-- start of The data --
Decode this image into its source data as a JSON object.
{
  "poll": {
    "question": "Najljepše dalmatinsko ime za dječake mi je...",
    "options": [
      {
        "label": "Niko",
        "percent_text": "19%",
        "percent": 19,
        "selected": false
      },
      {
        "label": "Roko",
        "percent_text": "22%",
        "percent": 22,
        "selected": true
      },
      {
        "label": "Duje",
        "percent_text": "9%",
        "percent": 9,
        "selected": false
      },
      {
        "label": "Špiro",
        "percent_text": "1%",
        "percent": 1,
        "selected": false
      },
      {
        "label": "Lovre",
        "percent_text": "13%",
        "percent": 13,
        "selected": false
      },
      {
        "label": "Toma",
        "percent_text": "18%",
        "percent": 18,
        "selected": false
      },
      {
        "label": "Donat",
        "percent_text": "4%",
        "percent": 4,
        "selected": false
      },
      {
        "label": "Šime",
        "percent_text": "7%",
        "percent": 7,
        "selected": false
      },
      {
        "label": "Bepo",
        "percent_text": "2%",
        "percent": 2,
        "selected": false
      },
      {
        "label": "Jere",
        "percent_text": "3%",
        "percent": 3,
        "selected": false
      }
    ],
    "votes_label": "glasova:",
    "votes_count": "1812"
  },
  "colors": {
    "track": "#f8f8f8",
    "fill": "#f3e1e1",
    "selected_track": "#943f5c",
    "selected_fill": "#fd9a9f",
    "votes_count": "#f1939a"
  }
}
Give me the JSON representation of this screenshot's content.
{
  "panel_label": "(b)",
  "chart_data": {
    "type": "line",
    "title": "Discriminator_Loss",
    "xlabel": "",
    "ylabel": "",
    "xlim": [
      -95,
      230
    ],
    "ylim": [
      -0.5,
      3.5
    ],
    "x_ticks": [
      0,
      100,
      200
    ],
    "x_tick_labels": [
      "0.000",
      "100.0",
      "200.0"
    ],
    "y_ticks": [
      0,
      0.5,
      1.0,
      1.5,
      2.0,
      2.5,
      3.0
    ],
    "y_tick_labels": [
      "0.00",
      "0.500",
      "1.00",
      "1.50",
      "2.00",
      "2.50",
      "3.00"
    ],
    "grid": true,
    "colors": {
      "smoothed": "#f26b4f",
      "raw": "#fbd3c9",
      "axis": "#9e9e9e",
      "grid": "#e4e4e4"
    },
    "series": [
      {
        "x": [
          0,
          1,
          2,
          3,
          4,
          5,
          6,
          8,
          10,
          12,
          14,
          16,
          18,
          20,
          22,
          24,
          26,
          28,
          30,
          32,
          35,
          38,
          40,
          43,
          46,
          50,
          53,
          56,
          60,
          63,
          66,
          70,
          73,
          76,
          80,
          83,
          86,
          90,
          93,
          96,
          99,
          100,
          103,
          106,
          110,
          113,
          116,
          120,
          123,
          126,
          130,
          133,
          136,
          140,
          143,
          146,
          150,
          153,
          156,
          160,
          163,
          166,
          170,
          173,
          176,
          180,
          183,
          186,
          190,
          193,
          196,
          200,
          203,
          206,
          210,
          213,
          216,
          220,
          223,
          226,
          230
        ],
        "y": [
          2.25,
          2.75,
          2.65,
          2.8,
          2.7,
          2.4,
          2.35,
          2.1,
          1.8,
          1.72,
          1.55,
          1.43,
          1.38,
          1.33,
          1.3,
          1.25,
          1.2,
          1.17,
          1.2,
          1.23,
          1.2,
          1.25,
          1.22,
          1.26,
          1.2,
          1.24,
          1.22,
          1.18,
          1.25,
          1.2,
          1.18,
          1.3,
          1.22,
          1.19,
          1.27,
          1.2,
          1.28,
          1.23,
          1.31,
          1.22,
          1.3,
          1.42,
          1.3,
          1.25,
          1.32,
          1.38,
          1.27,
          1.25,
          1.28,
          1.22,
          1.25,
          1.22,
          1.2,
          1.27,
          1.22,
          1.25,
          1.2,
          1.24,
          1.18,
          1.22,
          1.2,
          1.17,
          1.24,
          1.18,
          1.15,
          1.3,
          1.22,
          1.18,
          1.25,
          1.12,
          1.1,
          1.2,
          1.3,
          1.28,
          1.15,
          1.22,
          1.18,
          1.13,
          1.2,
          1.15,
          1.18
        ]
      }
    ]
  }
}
-- end of The data --
Given exercise.
Return the full listing, character for character.

Exercise response.
Decode this image into its source data as a JSON object.
{
  "poll": {
    "question": "Najljepše dalmatinsko ime za dječake mi je...",
    "options": [
      {
        "label": "Niko",
        "percent_text": "19%",
        "percent": 19,
        "selected": false
      },
      {
        "label": "Roko",
        "percent_text": "22%",
        "percent": 22,
        "selected": true
      },
      {
        "label": "Duje",
        "percent_text": "9%",
        "percent": 9,
        "selected": false
      },
      {
        "label": "Špiro",
        "percent_text": "1%",
        "percent": 1,
        "selected": false
      },
      {
        "label": "Lovre",
        "percent_text": "13%",
        "percent": 13,
        "selected": false
      },
      {
        "label": "Toma",
        "percent_text": "18%",
        "percent": 18,
        "selected": false
      },
      {
        "label": "Donat",
        "percent_text": "4%",
        "percent": 4,
        "selected": false
      },
      {
        "label": "Šime",
        "percent_text": "7%",
        "percent": 7,
        "selected": false
      },
      {
        "label": "Bepo",
        "percent_text": "2%",
        "percent": 2,
        "selected": false
      },
      {
        "label": "Jere",
        "percent_text": "3%",
        "percent": 3,
        "selected": false
      }
    ],
    "votes_label": "glasova:",
    "votes_count": "1812"
  },
  "colors": {
    "track": "#f8f8f8",
    "fill": "#f3e1e1",
    "selected_track": "#943f5c",
    "selected_fill": "#fd9a9f",
    "votes_count": "#f1939a"
  }
}
Give me the JSON representation of this screenshot's content.
{
  "panel_label": "(b)",
  "chart_data": {
    "type": "line",
    "title": "Discriminator_Loss",
    "xlabel": "",
    "ylabel": "",
    "xlim": [
      -95,
      230
    ],
    "ylim": [
      -0.5,
      3.5
    ],
    "x_ticks": [
      0,
      100,
      200
    ],
    "x_tick_labels": [
      "0.000",
      "100.0",
      "200.0"
    ],
    "y_ticks": [
      0,
      0.5,
      1.0,
      1.5,
      2.0,
      2.5,
      3.0
    ],
    "y_tick_labels": [
      "0.00",
      "0.500",
      "1.00",
      "1.50",
      "2.00",
      "2.50",
      "3.00"
    ],
    "grid": true,
    "colors": {
      "smoothed": "#f26b4f",
      "raw": "#fbd3c9",
      "axis": "#9e9e9e",
      "grid": "#e4e4e4"
    },
    "series": [
      {
        "x": [
          0,
          1,
          2,
          3,
          4,
          5,
          6,
          8,
          10,
          12,
          14,
          16,
          18,
          20,
          22,
          24,
          26,
          28,
          30,
          32,
          35,
          38,
          40,
          43,
          46,
          50,
          53,
          56,
          60,
          63,
          66,
          70,
          73,
          76,
          80,
          83,
          86,
          90,
          93,
          96,
          99,
          100,
          103,
          106,
          110,
          113,
          116,
          120,
          123,
          126,
          130,
          133,
          136,
          140,
          143,
          146,
          150,
          153,
          156,
          160,
          163,
          166,
          170,
          173,
          176,
          180,
          183,
          186,
          190,
          193,
          196,
          200,
          203,
          206,
          210,
          213,
          216,
          220,
          223,
          226,
          230
        ],
        "y": [
          2.25,
          2.75,
          2.65,
          2.8,
          2.7,
          2.4,
          2.35,
          2.1,
          1.8,
          1.72,
          1.55,
          1.43,
          1.38,
          1.33,
          1.3,
          1.25,
          1.2,
          1.17,
          1.2,
          1.23,
          1.2,
          1.25,
          1.22,
          1.26,
          1.2,
          1.24,
          1.22,
          1.18,
          1.25,
          1.2,
          1.18,
          1.3,
          1.22,
          1.19,
          1.27,
          1.2,
          1.28,
          1.23,
          1.31,
          1.22,
          1.3,
          1.42,
          1.3,
          1.25,
          1.32,
          1.38,
          1.27,
          1.25,
          1.28,
          1.22,
          1.25,
          1.22,
          1.2,
          1.27,
          1.22,
          1.25,
          1.2,
          1.24,
          1.18,
          1.22,
          1.2,
          1.17,
          1.24,
          1.18,
          1.15,
          1.3,
          1.22,
          1.18,
          1.25,
          1.12,
          1.1,
          1.2,
          1.3,
          1.28,
          1.15,
          1.22,
          1.18,
          1.13,
          1.2,
          1.15,
          1.18
        ]
      }
    ]
  }
}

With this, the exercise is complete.